[Start of Supplied data]

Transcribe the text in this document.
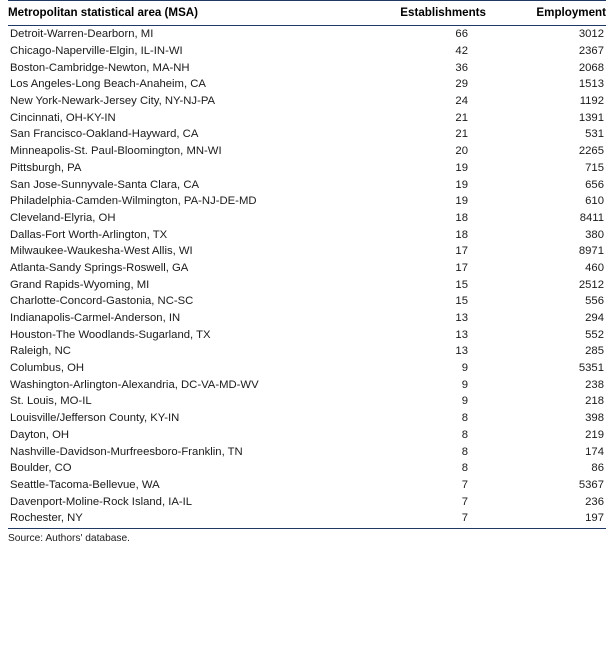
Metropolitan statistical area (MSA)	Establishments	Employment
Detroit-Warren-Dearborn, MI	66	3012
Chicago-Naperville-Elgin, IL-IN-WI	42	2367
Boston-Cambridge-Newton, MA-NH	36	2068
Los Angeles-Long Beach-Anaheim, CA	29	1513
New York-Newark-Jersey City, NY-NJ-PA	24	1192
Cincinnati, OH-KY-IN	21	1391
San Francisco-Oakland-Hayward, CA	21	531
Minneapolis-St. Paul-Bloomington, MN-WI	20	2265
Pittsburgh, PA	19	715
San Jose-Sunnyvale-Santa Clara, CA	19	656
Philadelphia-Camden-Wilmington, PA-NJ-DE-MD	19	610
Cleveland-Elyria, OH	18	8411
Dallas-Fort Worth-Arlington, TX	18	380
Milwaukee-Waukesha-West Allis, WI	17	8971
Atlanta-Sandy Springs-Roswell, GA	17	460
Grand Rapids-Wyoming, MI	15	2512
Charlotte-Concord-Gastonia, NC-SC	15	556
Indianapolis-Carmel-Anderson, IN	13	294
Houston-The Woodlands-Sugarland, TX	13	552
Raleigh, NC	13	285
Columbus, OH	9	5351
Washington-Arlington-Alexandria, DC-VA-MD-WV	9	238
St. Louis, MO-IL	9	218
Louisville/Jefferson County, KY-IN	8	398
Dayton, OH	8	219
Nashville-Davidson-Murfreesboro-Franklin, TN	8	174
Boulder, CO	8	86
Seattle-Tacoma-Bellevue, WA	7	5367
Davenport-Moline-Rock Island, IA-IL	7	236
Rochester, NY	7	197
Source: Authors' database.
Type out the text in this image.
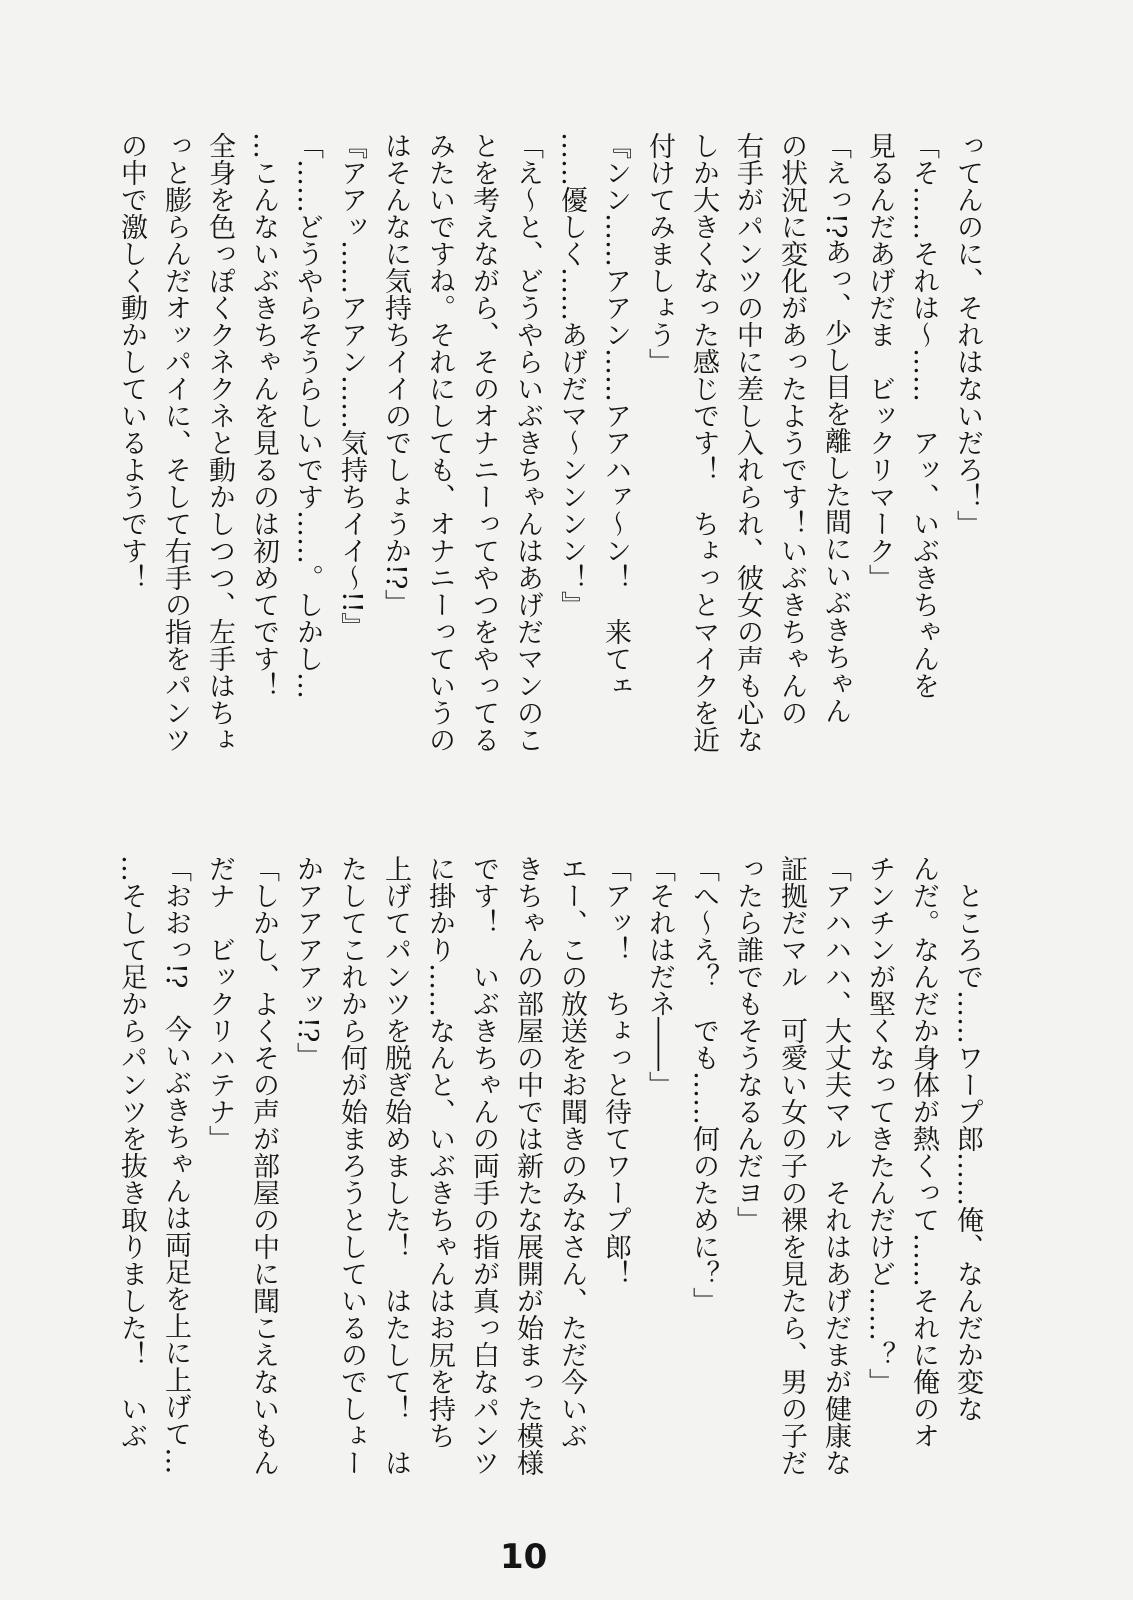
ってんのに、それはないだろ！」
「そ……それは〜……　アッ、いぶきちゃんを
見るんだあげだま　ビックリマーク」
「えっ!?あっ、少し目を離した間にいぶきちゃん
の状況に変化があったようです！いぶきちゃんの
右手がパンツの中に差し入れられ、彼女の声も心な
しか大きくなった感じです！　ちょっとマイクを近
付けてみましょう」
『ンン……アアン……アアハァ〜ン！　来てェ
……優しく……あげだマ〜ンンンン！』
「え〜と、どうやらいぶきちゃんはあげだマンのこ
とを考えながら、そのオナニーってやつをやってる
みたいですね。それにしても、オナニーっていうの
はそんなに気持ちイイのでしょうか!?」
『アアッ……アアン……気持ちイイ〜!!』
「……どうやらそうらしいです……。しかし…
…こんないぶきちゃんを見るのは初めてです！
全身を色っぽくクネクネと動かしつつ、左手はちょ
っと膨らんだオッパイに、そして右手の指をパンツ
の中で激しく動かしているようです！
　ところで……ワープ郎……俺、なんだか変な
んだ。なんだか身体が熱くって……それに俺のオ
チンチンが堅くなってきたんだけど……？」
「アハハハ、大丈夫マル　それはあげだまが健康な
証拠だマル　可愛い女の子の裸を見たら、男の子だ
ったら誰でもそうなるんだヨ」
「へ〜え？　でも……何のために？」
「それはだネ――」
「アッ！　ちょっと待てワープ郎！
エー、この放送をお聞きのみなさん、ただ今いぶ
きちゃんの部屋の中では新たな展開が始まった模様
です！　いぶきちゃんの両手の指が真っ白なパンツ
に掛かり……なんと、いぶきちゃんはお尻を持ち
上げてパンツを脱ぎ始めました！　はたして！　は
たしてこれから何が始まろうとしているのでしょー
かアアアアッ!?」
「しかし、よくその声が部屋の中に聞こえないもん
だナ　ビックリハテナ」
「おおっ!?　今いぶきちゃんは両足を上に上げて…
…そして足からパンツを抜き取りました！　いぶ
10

[End of Supplied data]

Restate each of the entries above word for word and skip every image.

- [Task answer]
Transcribe the text in this document.
Metropolitan statistical area (MSA)	Establishments	Employment
Detroit-Warren-Dearborn, MI	66	3012
Chicago-Naperville-Elgin, IL-IN-WI	42	2367
Boston-Cambridge-Newton, MA-NH	36	2068
Los Angeles-Long Beach-Anaheim, CA	29	1513
New York-Newark-Jersey City, NY-NJ-PA	24	1192
Cincinnati, OH-KY-IN	21	1391
San Francisco-Oakland-Hayward, CA	21	531
Minneapolis-St. Paul-Bloomington, MN-WI	20	2265
Pittsburgh, PA	19	715
San Jose-Sunnyvale-Santa Clara, CA	19	656
Philadelphia-Camden-Wilmington, PA-NJ-DE-MD	19	610
Cleveland-Elyria, OH	18	8411
Dallas-Fort Worth-Arlington, TX	18	380
Milwaukee-Waukesha-West Allis, WI	17	8971
Atlanta-Sandy Springs-Roswell, GA	17	460
Grand Rapids-Wyoming, MI	15	2512
Charlotte-Concord-Gastonia, NC-SC	15	556
Indianapolis-Carmel-Anderson, IN	13	294
Houston-The Woodlands-Sugarland, TX	13	552
Raleigh, NC	13	285
Columbus, OH	9	5351
Washington-Arlington-Alexandria, DC-VA-MD-WV	9	238
St. Louis, MO-IL	9	218
Louisville/Jefferson County, KY-IN	8	398
Dayton, OH	8	219
Nashville-Davidson-Murfreesboro-Franklin, TN	8	174
Boulder, CO	8	86
Seattle-Tacoma-Bellevue, WA	7	5367
Davenport-Moline-Rock Island, IA-IL	7	236
Rochester, NY	7	197
Source: Authors' database.
Type out the text in this image.
ってんのに、それはないだろ！」
「そ……それは〜……　アッ、いぶきちゃんを
見るんだあげだま　ビックリマーク」
「えっ!?あっ、少し目を離した間にいぶきちゃん
の状況に変化があったようです！いぶきちゃんの
右手がパンツの中に差し入れられ、彼女の声も心な
しか大きくなった感じです！　ちょっとマイクを近
付けてみましょう」
『ンン……アアン……アアハァ〜ン！　来てェ
……優しく……あげだマ〜ンンンン！』
「え〜と、どうやらいぶきちゃんはあげだマンのこ
とを考えながら、そのオナニーってやつをやってる
みたいですね。それにしても、オナニーっていうの
はそんなに気持ちイイのでしょうか!?」
『アアッ……アアン……気持ちイイ〜!!』
「……どうやらそうらしいです……。しかし…
…こんないぶきちゃんを見るのは初めてです！
全身を色っぽくクネクネと動かしつつ、左手はちょ
っと膨らんだオッパイに、そして右手の指をパンツ
の中で激しく動かしているようです！
　ところで……ワープ郎……俺、なんだか変な
んだ。なんだか身体が熱くって……それに俺のオ
チンチンが堅くなってきたんだけど……？」
「アハハハ、大丈夫マル　それはあげだまが健康な
証拠だマル　可愛い女の子の裸を見たら、男の子だ
ったら誰でもそうなるんだヨ」
「へ〜え？　でも……何のために？」
「それはだネ――」
「アッ！　ちょっと待てワープ郎！
エー、この放送をお聞きのみなさん、ただ今いぶ
きちゃんの部屋の中では新たな展開が始まった模様
です！　いぶきちゃんの両手の指が真っ白なパンツ
に掛かり……なんと、いぶきちゃんはお尻を持ち
上げてパンツを脱ぎ始めました！　はたして！　は
たしてこれから何が始まろうとしているのでしょー
かアアアアッ!?」
「しかし、よくその声が部屋の中に聞こえないもん
だナ　ビックリハテナ」
「おおっ!?　今いぶきちゃんは両足を上に上げて…
…そして足からパンツを抜き取りました！　いぶ
10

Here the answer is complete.